*AIM OF THE TASK*
Each line of the material must be returned exactly.

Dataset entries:
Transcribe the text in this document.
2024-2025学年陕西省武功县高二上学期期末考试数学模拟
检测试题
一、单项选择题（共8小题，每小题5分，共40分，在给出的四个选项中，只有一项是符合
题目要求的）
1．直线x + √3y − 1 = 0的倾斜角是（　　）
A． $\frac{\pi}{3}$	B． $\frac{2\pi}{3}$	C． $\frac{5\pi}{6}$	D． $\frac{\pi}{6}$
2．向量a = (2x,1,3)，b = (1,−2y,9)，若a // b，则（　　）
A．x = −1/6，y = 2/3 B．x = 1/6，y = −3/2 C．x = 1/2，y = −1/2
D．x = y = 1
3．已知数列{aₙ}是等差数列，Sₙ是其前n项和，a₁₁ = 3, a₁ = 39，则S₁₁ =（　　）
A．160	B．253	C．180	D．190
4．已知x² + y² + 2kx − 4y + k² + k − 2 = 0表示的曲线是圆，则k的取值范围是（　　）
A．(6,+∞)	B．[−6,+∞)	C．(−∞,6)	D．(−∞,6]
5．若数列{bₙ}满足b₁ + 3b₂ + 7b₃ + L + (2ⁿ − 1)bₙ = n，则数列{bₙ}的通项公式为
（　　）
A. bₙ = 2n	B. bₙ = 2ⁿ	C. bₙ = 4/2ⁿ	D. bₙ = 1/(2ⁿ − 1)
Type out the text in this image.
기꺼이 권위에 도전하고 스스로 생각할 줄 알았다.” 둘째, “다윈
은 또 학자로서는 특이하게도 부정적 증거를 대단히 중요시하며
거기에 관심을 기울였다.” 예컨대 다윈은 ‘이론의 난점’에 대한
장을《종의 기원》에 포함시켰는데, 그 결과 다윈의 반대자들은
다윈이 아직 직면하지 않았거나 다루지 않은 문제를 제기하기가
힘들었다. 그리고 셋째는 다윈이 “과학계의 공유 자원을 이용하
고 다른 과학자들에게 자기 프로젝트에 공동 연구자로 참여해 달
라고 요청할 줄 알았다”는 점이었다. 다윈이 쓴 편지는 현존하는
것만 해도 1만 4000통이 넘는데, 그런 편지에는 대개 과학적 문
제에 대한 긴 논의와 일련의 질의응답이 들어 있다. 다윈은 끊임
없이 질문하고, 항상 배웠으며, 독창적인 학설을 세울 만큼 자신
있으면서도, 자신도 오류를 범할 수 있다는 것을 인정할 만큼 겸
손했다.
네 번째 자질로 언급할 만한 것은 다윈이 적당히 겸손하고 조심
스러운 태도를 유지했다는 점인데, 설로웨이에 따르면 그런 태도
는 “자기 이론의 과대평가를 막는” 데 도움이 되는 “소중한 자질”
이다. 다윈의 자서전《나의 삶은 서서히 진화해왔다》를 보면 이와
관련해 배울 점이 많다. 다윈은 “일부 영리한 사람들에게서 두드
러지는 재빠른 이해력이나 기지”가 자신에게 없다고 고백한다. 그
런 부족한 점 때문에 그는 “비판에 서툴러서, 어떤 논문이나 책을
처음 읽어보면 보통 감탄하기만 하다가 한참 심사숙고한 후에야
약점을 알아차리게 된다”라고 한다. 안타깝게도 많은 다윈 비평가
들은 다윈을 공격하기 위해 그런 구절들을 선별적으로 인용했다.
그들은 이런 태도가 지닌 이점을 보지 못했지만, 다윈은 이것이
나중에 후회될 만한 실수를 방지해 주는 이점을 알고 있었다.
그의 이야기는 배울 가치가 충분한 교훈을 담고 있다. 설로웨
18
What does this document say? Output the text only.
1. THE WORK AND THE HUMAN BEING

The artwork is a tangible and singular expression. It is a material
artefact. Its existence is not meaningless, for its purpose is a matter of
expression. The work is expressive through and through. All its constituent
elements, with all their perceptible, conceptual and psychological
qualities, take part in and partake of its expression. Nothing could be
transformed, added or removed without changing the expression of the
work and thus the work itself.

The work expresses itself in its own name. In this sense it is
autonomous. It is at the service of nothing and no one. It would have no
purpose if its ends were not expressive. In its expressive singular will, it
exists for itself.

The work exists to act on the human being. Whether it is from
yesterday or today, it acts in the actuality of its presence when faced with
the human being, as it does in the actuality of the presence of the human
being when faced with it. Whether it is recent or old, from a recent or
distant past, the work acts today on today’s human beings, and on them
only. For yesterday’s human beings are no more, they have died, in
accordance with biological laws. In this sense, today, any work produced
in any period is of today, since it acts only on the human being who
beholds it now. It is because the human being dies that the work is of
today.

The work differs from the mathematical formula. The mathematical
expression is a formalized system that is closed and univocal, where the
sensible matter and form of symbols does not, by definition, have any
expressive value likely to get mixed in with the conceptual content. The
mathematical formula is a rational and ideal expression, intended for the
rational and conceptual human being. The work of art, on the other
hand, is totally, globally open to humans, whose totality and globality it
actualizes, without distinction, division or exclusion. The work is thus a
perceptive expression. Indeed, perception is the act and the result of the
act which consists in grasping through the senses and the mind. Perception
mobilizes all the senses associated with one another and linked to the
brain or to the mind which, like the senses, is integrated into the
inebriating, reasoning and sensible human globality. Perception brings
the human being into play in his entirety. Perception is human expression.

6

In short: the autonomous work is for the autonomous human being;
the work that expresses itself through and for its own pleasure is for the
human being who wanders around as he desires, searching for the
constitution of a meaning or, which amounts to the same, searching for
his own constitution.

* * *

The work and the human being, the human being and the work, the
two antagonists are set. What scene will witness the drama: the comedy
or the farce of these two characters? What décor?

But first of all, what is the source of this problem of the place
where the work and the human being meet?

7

*ANSWER TO THE EXERCISE*
Transcribe the text in this document.
2024-2025学年陕西省武功县高二上学期期末考试数学模拟
检测试题
一、单项选择题（共8小题，每小题5分，共40分，在给出的四个选项中，只有一项是符合
题目要求的）
1．直线x + √3y − 1 = 0的倾斜角是（　　）
A． $\frac{\pi}{3}$	B． $\frac{2\pi}{3}$	C． $\frac{5\pi}{6}$	D． $\frac{\pi}{6}$
2．向量a = (2x,1,3)，b = (1,−2y,9)，若a // b，则（　　）
A．x = −1/6，y = 2/3 B．x = 1/6，y = −3/2 C．x = 1/2，y = −1/2
D．x = y = 1
3．已知数列{aₙ}是等差数列，Sₙ是其前n项和，a₁₁ = 3, a₁ = 39，则S₁₁ =（　　）
A．160	B．253	C．180	D．190
4．已知x² + y² + 2kx − 4y + k² + k − 2 = 0表示的曲线是圆，则k的取值范围是（　　）
A．(6,+∞)	B．[−6,+∞)	C．(−∞,6)	D．(−∞,6]
5．若数列{bₙ}满足b₁ + 3b₂ + 7b₃ + L + (2ⁿ − 1)bₙ = n，则数列{bₙ}的通项公式为
（　　）
A. bₙ = 2n	B. bₙ = 2ⁿ	C. bₙ = 4/2ⁿ	D. bₙ = 1/(2ⁿ − 1)
Type out the text in this image.
기꺼이 권위에 도전하고 스스로 생각할 줄 알았다.” 둘째, “다윈
은 또 학자로서는 특이하게도 부정적 증거를 대단히 중요시하며
거기에 관심을 기울였다.” 예컨대 다윈은 ‘이론의 난점’에 대한
장을《종의 기원》에 포함시켰는데, 그 결과 다윈의 반대자들은
다윈이 아직 직면하지 않았거나 다루지 않은 문제를 제기하기가
힘들었다. 그리고 셋째는 다윈이 “과학계의 공유 자원을 이용하
고 다른 과학자들에게 자기 프로젝트에 공동 연구자로 참여해 달
라고 요청할 줄 알았다”는 점이었다. 다윈이 쓴 편지는 현존하는
것만 해도 1만 4000통이 넘는데, 그런 편지에는 대개 과학적 문
제에 대한 긴 논의와 일련의 질의응답이 들어 있다. 다윈은 끊임
없이 질문하고, 항상 배웠으며, 독창적인 학설을 세울 만큼 자신
있으면서도, 자신도 오류를 범할 수 있다는 것을 인정할 만큼 겸
손했다.
네 번째 자질로 언급할 만한 것은 다윈이 적당히 겸손하고 조심
스러운 태도를 유지했다는 점인데, 설로웨이에 따르면 그런 태도
는 “자기 이론의 과대평가를 막는” 데 도움이 되는 “소중한 자질”
이다. 다윈의 자서전《나의 삶은 서서히 진화해왔다》를 보면 이와
관련해 배울 점이 많다. 다윈은 “일부 영리한 사람들에게서 두드
러지는 재빠른 이해력이나 기지”가 자신에게 없다고 고백한다. 그
런 부족한 점 때문에 그는 “비판에 서툴러서, 어떤 논문이나 책을
처음 읽어보면 보통 감탄하기만 하다가 한참 심사숙고한 후에야
약점을 알아차리게 된다”라고 한다. 안타깝게도 많은 다윈 비평가
들은 다윈을 공격하기 위해 그런 구절들을 선별적으로 인용했다.
그들은 이런 태도가 지닌 이점을 보지 못했지만, 다윈은 이것이
나중에 후회될 만한 실수를 방지해 주는 이점을 알고 있었다.
그의 이야기는 배울 가치가 충분한 교훈을 담고 있다. 설로웨
18
What does this document say? Output the text only.
1. THE WORK AND THE HUMAN BEING

The artwork is a tangible and singular expression. It is a material
artefact. Its existence is not meaningless, for its purpose is a matter of
expression. The work is expressive through and through. All its constituent
elements, with all their perceptible, conceptual and psychological
qualities, take part in and partake of its expression. Nothing could be
transformed, added or removed without changing the expression of the
work and thus the work itself.

The work expresses itself in its own name. In this sense it is
autonomous. It is at the service of nothing and no one. It would have no
purpose if its ends were not expressive. In its expressive singular will, it
exists for itself.

The work exists to act on the human being. Whether it is from
yesterday or today, it acts in the actuality of its presence when faced with
the human being, as it does in the actuality of the presence of the human
being when faced with it. Whether it is recent or old, from a recent or
distant past, the work acts today on today’s human beings, and on them
only. For yesterday’s human beings are no more, they have died, in
accordance with biological laws. In this sense, today, any work produced
in any period is of today, since it acts only on the human being who
beholds it now. It is because the human being dies that the work is of
today.

The work differs from the mathematical formula. The mathematical
expression is a formalized system that is closed and univocal, where the
sensible matter and form of symbols does not, by definition, have any
expressive value likely to get mixed in with the conceptual content. The
mathematical formula is a rational and ideal expression, intended for the
rational and conceptual human being. The work of art, on the other
hand, is totally, globally open to humans, whose totality and globality it
actualizes, without distinction, division or exclusion. The work is thus a
perceptive expression. Indeed, perception is the act and the result of the
act which consists in grasping through the senses and the mind. Perception
mobilizes all the senses associated with one another and linked to the
brain or to the mind which, like the senses, is integrated into the
inebriating, reasoning and sensible human globality. Perception brings
the human being into play in his entirety. Perception is human expression.

6

In short: the autonomous work is for the autonomous human being;
the work that expresses itself through and for its own pleasure is for the
human being who wanders around as he desires, searching for the
constitution of a meaning or, which amounts to the same, searching for
his own constitution.

* * *

The work and the human being, the human being and the work, the
two antagonists are set. What scene will witness the drama: the comedy
or the farce of these two characters? What décor?

But first of all, what is the source of this problem of the place
where the work and the human being meet?

7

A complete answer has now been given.